● **What the task requires**: Find the string "pour" in the listing and report every line that has it.

● **Given data**:
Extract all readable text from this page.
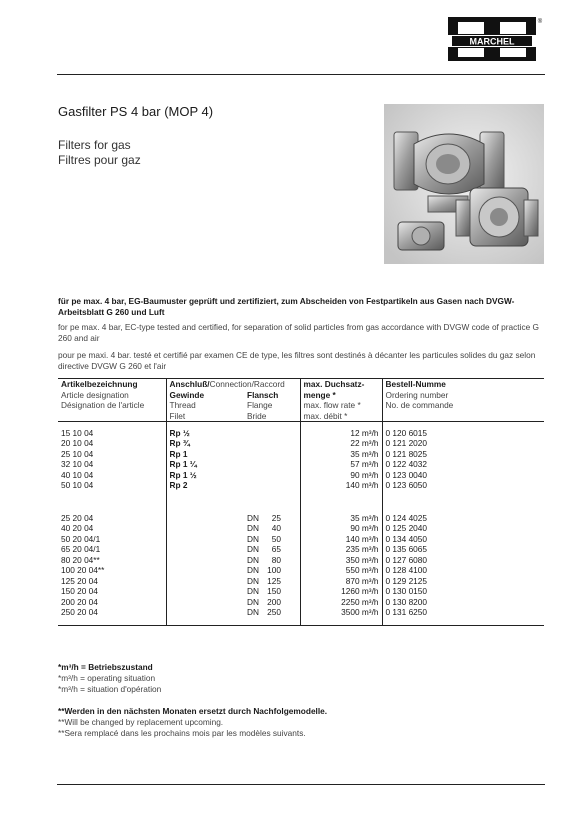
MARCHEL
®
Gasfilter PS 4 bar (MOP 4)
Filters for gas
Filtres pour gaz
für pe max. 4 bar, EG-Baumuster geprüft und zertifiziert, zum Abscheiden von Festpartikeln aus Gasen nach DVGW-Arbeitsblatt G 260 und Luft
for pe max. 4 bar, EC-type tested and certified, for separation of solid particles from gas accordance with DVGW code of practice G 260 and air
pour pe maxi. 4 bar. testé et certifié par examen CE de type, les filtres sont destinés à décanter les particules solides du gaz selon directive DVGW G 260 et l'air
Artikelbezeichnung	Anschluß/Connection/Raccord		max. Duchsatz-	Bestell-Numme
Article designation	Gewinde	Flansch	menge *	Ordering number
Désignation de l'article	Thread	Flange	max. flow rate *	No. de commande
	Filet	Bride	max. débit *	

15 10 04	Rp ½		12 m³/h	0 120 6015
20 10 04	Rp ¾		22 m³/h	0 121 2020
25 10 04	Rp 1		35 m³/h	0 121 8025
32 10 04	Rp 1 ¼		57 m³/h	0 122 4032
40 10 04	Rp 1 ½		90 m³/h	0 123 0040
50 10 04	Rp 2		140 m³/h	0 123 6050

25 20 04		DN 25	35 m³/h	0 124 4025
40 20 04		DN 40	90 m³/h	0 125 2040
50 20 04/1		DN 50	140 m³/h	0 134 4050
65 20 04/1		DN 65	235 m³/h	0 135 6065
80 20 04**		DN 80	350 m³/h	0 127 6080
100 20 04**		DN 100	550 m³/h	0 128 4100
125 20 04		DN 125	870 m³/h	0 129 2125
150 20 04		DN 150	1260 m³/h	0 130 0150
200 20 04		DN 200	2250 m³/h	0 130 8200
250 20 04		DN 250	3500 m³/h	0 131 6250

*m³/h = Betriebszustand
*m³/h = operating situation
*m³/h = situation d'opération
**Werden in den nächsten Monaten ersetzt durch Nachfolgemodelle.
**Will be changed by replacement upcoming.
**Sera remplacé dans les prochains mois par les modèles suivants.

● **Solution for this task**:
Filtres pour gaz
pour pe maxi. 4 bar. testé et certifié par examen CE de type, les filtres sont destinés à décanter les particules solides du gaz selon directive DVGW G 260 et l'air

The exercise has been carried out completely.